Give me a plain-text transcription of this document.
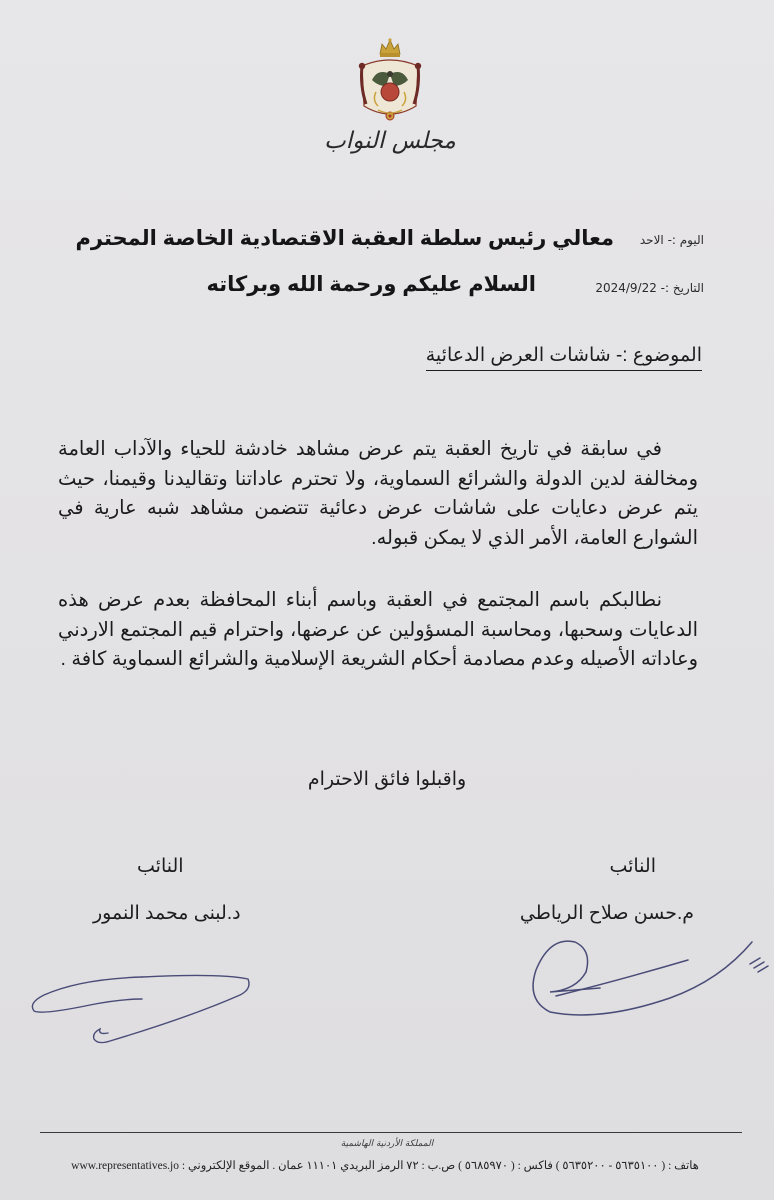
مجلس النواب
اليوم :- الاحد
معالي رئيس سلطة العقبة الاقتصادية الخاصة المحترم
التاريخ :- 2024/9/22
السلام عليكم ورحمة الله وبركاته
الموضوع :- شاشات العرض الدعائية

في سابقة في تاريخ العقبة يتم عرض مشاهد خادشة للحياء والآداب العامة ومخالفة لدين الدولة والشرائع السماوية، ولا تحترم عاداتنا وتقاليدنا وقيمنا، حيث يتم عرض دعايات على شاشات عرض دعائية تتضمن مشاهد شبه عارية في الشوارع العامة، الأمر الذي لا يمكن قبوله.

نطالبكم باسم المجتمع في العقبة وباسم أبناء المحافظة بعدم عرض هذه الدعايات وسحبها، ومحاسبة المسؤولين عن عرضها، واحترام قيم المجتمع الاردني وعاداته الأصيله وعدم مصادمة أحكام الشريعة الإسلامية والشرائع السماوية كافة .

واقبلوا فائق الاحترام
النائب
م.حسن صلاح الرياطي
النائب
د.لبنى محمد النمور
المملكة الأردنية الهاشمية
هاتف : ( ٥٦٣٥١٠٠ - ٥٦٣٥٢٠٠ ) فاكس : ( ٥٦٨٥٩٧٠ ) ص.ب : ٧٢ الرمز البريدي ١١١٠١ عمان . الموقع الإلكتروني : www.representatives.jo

---

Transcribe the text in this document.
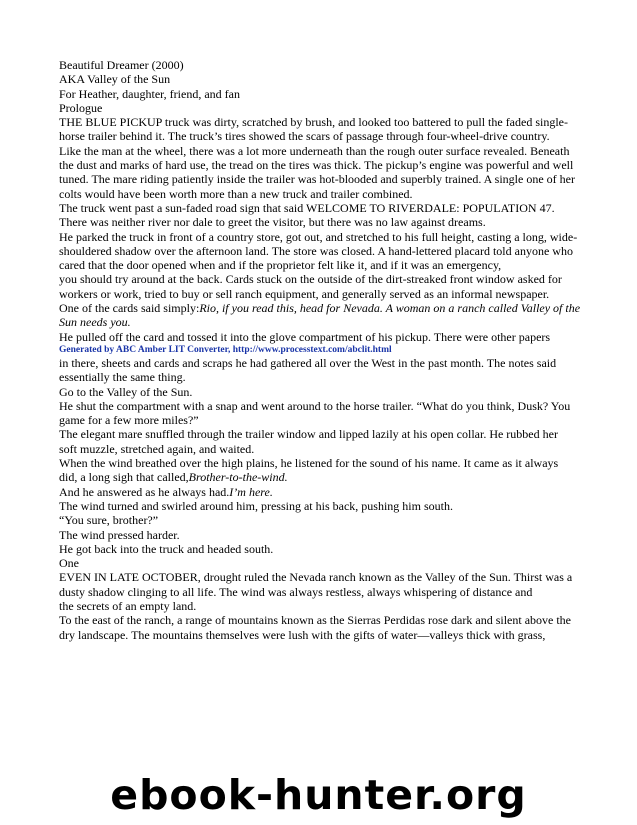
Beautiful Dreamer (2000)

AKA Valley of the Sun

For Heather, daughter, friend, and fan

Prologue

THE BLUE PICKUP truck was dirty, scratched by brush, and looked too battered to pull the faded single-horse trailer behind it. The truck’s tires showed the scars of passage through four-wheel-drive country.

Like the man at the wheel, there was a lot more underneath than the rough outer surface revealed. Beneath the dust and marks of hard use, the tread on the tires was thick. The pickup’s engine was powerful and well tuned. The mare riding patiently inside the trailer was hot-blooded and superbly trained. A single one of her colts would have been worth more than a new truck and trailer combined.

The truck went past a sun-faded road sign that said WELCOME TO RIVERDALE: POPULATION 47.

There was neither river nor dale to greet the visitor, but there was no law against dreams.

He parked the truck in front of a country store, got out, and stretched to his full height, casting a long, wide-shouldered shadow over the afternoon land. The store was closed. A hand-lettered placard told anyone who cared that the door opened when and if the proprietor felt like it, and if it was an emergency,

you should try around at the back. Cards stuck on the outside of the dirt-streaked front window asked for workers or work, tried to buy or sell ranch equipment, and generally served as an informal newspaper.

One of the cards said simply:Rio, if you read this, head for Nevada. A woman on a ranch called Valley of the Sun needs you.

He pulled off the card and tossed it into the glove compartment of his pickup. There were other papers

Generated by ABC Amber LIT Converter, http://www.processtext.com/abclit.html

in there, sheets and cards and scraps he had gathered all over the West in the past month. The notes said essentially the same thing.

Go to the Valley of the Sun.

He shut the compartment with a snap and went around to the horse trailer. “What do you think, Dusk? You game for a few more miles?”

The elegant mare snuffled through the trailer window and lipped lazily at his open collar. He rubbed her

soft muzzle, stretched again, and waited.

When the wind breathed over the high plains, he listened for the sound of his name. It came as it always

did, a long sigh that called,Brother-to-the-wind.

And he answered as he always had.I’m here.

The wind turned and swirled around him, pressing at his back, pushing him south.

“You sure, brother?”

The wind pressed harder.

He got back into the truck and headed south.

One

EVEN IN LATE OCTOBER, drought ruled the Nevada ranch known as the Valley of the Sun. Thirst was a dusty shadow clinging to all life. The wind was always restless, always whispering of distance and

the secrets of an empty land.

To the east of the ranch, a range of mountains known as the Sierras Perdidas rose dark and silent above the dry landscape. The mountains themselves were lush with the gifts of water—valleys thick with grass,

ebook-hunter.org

==

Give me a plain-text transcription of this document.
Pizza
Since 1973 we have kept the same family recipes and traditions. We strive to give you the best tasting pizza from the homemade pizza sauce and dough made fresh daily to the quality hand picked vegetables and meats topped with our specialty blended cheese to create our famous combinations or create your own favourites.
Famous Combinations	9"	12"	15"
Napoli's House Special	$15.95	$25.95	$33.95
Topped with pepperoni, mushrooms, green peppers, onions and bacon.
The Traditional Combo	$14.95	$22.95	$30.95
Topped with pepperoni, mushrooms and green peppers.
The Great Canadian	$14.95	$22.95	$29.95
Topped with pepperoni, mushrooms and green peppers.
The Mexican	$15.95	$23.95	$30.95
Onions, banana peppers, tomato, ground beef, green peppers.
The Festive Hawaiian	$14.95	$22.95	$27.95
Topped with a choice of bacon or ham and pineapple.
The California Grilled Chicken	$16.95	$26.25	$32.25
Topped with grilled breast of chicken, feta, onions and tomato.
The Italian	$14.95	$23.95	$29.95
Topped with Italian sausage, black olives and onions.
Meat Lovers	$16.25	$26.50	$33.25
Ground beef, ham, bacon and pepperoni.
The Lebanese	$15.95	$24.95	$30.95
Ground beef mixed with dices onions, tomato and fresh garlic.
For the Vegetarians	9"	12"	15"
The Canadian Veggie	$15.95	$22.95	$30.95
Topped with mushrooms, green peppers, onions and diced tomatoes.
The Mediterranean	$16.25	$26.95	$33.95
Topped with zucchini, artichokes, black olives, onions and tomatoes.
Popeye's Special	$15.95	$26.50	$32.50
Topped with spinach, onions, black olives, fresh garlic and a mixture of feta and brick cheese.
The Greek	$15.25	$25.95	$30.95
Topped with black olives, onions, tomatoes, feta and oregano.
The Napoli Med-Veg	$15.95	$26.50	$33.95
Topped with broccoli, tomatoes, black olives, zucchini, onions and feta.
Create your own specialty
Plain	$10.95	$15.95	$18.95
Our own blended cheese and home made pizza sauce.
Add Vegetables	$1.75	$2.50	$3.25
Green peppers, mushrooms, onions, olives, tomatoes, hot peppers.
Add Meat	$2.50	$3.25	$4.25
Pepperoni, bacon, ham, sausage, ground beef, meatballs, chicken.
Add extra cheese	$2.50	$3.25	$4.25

### Instructions for the task
Copy and report every line where the word "peppers" is present.

### Task response
Topped with pepperoni, mushrooms, green peppers, onions and bacon.
Topped with pepperoni, mushrooms and green peppers.
Topped with pepperoni, mushrooms and green peppers.
Onions, banana peppers, tomato, ground beef, green peppers.
Topped with mushrooms, green peppers, onions and diced tomatoes.
Green peppers, mushrooms, onions, olives, tomatoes, hot peppers.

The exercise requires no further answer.